#### EXERCISE MATERIALS ####
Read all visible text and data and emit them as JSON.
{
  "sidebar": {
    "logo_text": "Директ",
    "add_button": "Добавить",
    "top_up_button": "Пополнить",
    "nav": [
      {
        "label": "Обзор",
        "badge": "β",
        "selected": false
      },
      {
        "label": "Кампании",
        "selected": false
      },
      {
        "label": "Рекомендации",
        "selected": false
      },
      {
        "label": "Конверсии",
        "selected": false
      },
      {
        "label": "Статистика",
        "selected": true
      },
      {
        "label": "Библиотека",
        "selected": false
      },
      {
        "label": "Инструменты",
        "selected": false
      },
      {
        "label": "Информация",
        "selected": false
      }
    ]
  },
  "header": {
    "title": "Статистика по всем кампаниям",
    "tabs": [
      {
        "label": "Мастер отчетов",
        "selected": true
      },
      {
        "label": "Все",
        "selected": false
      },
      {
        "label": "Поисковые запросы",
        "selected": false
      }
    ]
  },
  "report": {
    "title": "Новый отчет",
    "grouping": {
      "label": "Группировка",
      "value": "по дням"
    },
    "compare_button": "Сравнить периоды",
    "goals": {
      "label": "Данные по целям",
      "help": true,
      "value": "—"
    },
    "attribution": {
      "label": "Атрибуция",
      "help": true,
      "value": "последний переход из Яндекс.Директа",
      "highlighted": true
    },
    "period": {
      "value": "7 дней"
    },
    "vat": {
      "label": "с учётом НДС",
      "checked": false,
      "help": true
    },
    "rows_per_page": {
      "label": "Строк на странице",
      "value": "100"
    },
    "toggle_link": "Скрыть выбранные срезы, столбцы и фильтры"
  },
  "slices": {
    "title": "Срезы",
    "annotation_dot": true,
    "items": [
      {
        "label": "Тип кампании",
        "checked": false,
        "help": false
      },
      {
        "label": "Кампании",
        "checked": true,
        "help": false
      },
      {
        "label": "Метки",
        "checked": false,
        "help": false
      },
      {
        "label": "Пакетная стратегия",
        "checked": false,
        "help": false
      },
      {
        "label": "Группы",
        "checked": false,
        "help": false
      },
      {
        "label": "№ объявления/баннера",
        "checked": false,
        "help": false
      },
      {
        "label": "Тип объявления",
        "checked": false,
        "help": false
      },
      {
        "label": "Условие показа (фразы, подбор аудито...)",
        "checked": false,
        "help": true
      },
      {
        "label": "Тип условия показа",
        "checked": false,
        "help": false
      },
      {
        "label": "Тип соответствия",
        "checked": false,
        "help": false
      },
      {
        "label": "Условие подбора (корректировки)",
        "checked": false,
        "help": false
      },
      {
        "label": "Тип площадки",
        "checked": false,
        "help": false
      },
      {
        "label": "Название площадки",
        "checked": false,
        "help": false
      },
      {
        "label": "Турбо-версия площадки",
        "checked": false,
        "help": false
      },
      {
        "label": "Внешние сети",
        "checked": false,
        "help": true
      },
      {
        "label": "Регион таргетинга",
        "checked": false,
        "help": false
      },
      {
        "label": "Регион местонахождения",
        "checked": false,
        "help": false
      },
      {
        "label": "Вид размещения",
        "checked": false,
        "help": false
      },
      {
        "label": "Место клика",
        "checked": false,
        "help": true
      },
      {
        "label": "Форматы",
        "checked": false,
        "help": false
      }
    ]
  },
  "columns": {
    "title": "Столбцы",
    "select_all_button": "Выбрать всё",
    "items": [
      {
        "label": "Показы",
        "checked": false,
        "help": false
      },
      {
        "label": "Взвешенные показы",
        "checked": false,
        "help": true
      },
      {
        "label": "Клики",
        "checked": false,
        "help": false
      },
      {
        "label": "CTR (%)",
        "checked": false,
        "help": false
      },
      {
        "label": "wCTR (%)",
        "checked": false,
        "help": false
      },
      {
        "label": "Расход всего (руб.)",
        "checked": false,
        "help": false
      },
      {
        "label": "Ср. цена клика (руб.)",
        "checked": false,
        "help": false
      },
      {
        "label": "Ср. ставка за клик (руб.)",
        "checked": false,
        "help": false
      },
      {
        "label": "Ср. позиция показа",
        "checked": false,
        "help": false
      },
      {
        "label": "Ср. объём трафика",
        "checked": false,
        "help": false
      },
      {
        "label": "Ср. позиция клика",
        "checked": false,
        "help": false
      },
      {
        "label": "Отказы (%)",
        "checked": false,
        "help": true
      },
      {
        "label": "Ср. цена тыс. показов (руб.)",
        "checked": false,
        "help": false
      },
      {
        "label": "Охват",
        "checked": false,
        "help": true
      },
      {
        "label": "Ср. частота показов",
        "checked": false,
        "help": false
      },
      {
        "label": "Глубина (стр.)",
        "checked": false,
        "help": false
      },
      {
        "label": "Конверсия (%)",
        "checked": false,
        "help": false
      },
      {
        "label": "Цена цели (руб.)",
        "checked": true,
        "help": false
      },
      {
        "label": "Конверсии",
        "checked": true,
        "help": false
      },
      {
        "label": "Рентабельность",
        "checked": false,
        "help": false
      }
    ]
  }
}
####
WHAT THE TASK ASKS = List every line above that holds the word "показа".

COMPLETED EXERCISE =
        "label": "Условие показа (фразы, подбор аудито...)",
        "label": "Тип условия показа",
        "label": "Ср. позиция показа",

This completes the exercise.